* _Given instruction_:
Find the lines that hold the word "frac" and return them.

* _Records to process_:

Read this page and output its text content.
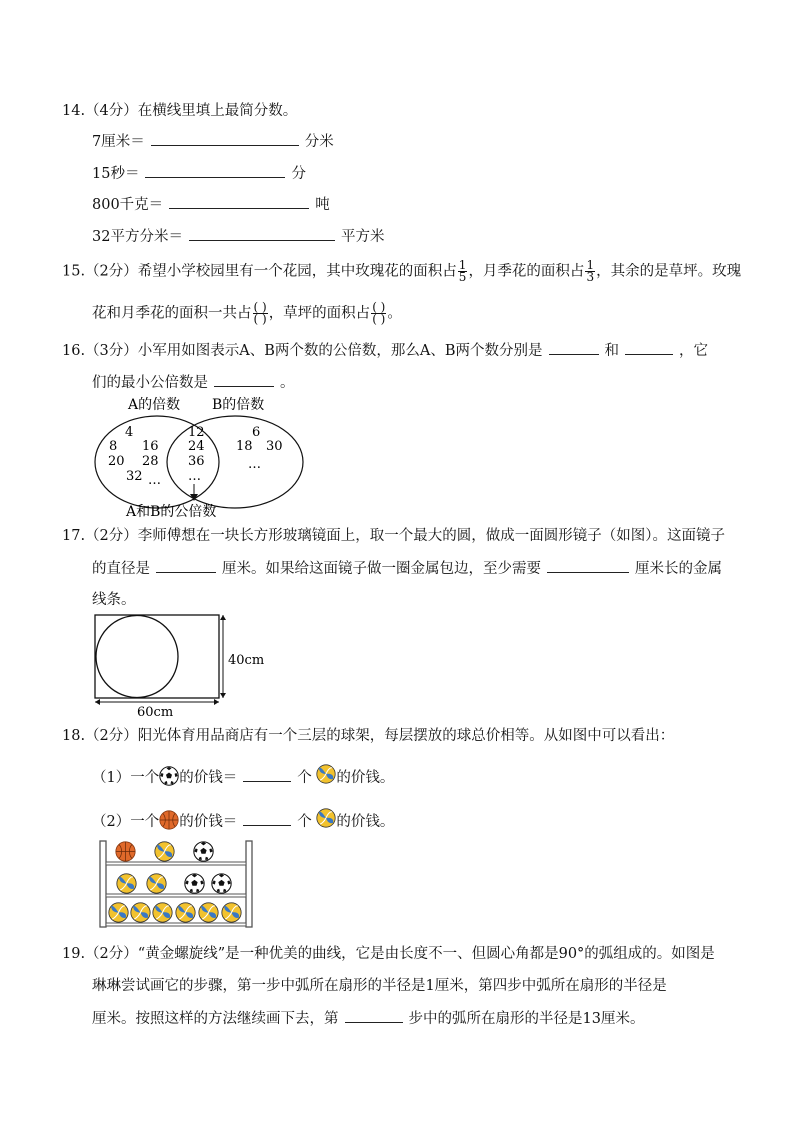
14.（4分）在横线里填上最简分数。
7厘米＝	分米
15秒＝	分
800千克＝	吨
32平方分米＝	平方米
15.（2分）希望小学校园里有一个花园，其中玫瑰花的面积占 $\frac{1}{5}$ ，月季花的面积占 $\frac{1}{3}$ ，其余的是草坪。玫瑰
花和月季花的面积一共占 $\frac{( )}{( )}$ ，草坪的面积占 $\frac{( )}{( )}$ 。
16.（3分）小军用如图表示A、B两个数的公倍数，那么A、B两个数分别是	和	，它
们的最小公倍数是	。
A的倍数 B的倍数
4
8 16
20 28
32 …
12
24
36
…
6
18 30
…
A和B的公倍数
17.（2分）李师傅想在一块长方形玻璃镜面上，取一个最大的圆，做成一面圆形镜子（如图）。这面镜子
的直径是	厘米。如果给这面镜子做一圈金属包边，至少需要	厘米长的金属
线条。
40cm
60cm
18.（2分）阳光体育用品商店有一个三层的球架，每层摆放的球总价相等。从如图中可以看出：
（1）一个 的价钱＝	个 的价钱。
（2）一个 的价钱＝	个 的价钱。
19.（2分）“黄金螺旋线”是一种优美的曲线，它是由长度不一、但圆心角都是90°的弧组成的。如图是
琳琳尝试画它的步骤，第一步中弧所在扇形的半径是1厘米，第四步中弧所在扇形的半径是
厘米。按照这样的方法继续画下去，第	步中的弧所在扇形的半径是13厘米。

* * *

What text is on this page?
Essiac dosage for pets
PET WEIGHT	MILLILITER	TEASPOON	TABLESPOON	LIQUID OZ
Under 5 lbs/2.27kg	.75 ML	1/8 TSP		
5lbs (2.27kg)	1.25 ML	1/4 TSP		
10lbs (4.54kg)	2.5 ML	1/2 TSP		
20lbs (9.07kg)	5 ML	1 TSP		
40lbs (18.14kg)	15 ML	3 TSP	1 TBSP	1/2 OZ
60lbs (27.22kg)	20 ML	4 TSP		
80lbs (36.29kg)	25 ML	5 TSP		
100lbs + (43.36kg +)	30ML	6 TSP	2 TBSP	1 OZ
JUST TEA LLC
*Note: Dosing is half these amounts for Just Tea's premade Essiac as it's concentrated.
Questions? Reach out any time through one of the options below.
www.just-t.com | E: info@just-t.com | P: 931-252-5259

==

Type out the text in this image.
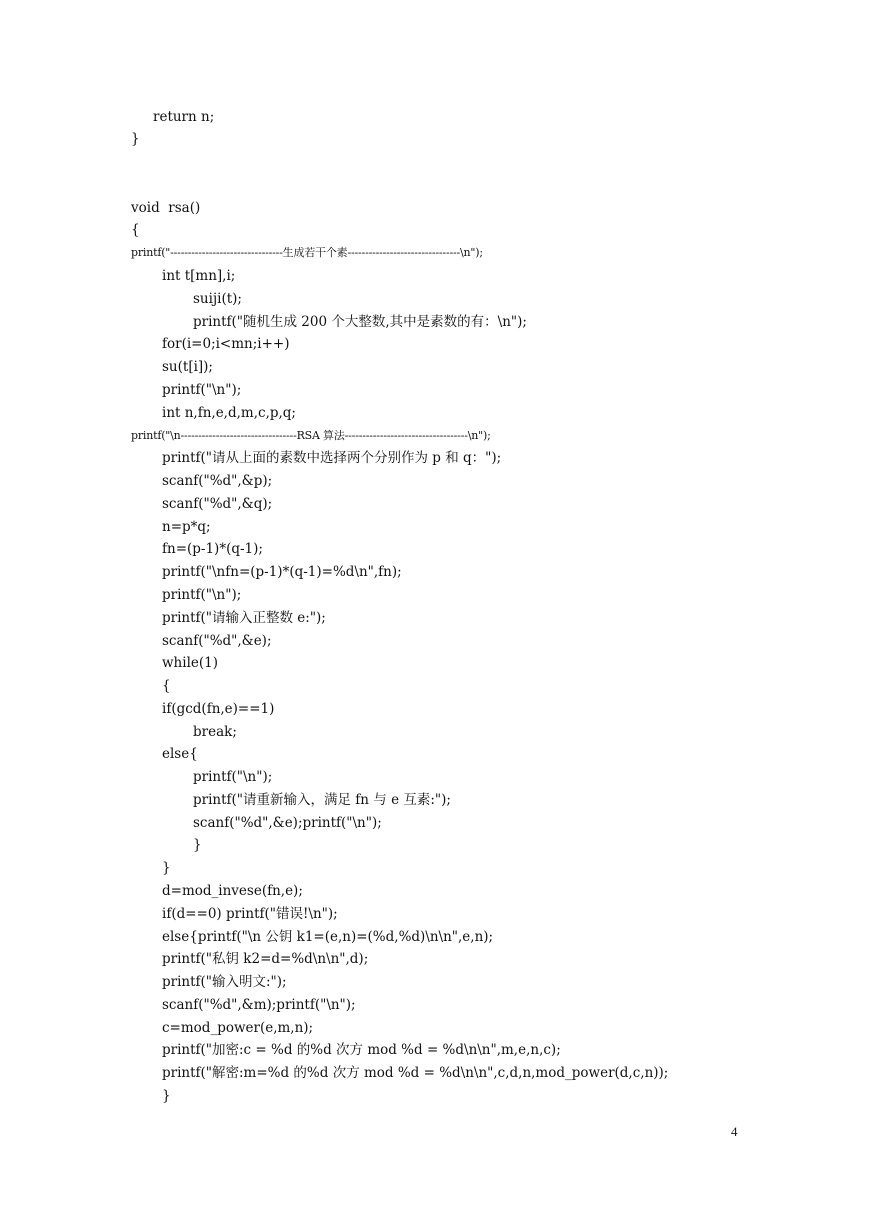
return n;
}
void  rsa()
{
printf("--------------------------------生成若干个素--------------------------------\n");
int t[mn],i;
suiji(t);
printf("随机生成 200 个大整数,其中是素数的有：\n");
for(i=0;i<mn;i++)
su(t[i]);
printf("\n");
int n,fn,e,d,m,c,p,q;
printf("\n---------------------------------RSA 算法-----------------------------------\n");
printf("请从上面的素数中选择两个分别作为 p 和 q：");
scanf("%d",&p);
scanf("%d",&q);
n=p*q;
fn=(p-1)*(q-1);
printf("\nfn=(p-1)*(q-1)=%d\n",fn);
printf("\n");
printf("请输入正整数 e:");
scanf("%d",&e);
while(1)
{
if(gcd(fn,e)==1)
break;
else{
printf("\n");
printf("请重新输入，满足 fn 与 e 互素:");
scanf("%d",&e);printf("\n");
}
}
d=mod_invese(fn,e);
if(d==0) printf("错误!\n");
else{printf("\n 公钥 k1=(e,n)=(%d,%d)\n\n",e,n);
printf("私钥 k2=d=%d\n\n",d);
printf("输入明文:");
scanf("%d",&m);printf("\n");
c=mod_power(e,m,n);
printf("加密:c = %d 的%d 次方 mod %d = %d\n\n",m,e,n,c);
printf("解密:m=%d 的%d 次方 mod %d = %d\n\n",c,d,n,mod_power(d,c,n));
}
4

* _The answer_:
15.（2分）希望小学校园里有一个花园，其中玫瑰花的面积占 $\frac{1}{5}$ ，月季花的面积占 $\frac{1}{3}$ ，其余的是草坪。玫瑰
花和月季花的面积一共占 $\frac{( )}{( )}$ ，草坪的面积占 $\frac{( )}{( )}$ 。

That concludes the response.